----- Records for the task -----

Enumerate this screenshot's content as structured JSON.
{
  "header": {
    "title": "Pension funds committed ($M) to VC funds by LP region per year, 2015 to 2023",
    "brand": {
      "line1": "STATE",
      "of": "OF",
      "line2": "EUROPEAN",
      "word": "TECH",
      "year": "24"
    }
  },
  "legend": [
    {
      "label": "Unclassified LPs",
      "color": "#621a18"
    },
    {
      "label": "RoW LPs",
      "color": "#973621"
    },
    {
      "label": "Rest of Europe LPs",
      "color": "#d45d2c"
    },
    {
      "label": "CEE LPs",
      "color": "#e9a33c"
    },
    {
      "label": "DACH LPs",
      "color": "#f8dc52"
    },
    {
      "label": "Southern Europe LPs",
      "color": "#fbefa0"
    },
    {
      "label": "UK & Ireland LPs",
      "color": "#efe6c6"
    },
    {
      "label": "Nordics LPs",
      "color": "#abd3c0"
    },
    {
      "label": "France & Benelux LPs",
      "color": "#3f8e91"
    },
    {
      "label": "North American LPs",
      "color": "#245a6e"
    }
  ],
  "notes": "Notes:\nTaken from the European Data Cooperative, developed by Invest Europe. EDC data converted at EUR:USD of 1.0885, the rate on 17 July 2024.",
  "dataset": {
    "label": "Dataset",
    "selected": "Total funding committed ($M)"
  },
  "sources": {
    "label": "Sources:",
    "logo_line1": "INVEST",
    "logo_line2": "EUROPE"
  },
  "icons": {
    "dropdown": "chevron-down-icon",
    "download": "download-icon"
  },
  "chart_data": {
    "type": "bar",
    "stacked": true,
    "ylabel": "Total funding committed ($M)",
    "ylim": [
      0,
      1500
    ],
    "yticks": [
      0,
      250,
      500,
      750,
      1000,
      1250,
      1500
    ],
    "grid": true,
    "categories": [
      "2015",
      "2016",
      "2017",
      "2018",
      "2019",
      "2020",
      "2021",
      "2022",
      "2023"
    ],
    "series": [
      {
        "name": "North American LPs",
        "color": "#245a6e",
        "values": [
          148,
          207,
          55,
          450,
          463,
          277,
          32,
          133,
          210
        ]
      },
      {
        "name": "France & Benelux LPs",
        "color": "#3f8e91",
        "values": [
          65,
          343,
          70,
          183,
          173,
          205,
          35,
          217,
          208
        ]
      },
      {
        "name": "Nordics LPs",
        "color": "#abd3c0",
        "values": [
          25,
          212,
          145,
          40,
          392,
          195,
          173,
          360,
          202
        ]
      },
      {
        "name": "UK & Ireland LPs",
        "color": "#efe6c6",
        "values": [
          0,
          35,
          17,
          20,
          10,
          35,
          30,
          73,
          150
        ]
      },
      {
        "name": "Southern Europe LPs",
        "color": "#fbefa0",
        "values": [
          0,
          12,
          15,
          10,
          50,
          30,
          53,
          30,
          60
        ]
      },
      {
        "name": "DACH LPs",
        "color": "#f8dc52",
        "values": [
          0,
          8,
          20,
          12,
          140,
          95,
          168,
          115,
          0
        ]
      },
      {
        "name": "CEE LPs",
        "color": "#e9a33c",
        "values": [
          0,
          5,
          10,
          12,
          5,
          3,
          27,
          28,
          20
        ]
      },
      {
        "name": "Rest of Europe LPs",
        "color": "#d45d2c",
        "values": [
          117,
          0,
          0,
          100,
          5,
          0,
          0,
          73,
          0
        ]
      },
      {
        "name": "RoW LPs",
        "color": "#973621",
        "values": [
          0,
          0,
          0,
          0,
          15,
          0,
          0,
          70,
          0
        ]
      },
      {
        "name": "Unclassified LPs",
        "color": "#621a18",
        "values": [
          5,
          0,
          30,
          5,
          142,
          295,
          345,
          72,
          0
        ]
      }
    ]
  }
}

-----

### What to work on
Extract all of the data shown above and repeat it verbatim.

### In response
Enumerate this screenshot's content as structured JSON.
{
  "header": {
    "title": "Pension funds committed ($M) to VC funds by LP region per year, 2015 to 2023",
    "brand": {
      "line1": "STATE",
      "of": "OF",
      "line2": "EUROPEAN",
      "word": "TECH",
      "year": "24"
    }
  },
  "legend": [
    {
      "label": "Unclassified LPs",
      "color": "#621a18"
    },
    {
      "label": "RoW LPs",
      "color": "#973621"
    },
    {
      "label": "Rest of Europe LPs",
      "color": "#d45d2c"
    },
    {
      "label": "CEE LPs",
      "color": "#e9a33c"
    },
    {
      "label": "DACH LPs",
      "color": "#f8dc52"
    },
    {
      "label": "Southern Europe LPs",
      "color": "#fbefa0"
    },
    {
      "label": "UK & Ireland LPs",
      "color": "#efe6c6"
    },
    {
      "label": "Nordics LPs",
      "color": "#abd3c0"
    },
    {
      "label": "France & Benelux LPs",
      "color": "#3f8e91"
    },
    {
      "label": "North American LPs",
      "color": "#245a6e"
    }
  ],
  "notes": "Notes:\nTaken from the European Data Cooperative, developed by Invest Europe. EDC data converted at EUR:USD of 1.0885, the rate on 17 July 2024.",
  "dataset": {
    "label": "Dataset",
    "selected": "Total funding committed ($M)"
  },
  "sources": {
    "label": "Sources:",
    "logo_line1": "INVEST",
    "logo_line2": "EUROPE"
  },
  "icons": {
    "dropdown": "chevron-down-icon",
    "download": "download-icon"
  },
  "chart_data": {
    "type": "bar",
    "stacked": true,
    "ylabel": "Total funding committed ($M)",
    "ylim": [
      0,
      1500
    ],
    "yticks": [
      0,
      250,
      500,
      750,
      1000,
      1250,
      1500
    ],
    "grid": true,
    "categories": [
      "2015",
      "2016",
      "2017",
      "2018",
      "2019",
      "2020",
      "2021",
      "2022",
      "2023"
    ],
    "series": [
      {
        "name": "North American LPs",
        "color": "#245a6e",
        "values": [
          148,
          207,
          55,
          450,
          463,
          277,
          32,
          133,
          210
        ]
      },
      {
        "name": "France & Benelux LPs",
        "color": "#3f8e91",
        "values": [
          65,
          343,
          70,
          183,
          173,
          205,
          35,
          217,
          208
        ]
      },
      {
        "name": "Nordics LPs",
        "color": "#abd3c0",
        "values": [
          25,
          212,
          145,
          40,
          392,
          195,
          173,
          360,
          202
        ]
      },
      {
        "name": "UK & Ireland LPs",
        "color": "#efe6c6",
        "values": [
          0,
          35,
          17,
          20,
          10,
          35,
          30,
          73,
          150
        ]
      },
      {
        "name": "Southern Europe LPs",
        "color": "#fbefa0",
        "values": [
          0,
          12,
          15,
          10,
          50,
          30,
          53,
          30,
          60
        ]
      },
      {
        "name": "DACH LPs",
        "color": "#f8dc52",
        "values": [
          0,
          8,
          20,
          12,
          140,
          95,
          168,
          115,
          0
        ]
      },
      {
        "name": "CEE LPs",
        "color": "#e9a33c",
        "values": [
          0,
          5,
          10,
          12,
          5,
          3,
          27,
          28,
          20
        ]
      },
      {
        "name": "Rest of Europe LPs",
        "color": "#d45d2c",
        "values": [
          117,
          0,
          0,
          100,
          5,
          0,
          0,
          73,
          0
        ]
      },
      {
        "name": "RoW LPs",
        "color": "#973621",
        "values": [
          0,
          0,
          0,
          0,
          15,
          0,
          0,
          70,
          0
        ]
      },
      {
        "name": "Unclassified LPs",
        "color": "#621a18",
        "values": [
          5,
          0,
          30,
          5,
          142,
          295,
          345,
          72,
          0
        ]
      }
    ]
  }
}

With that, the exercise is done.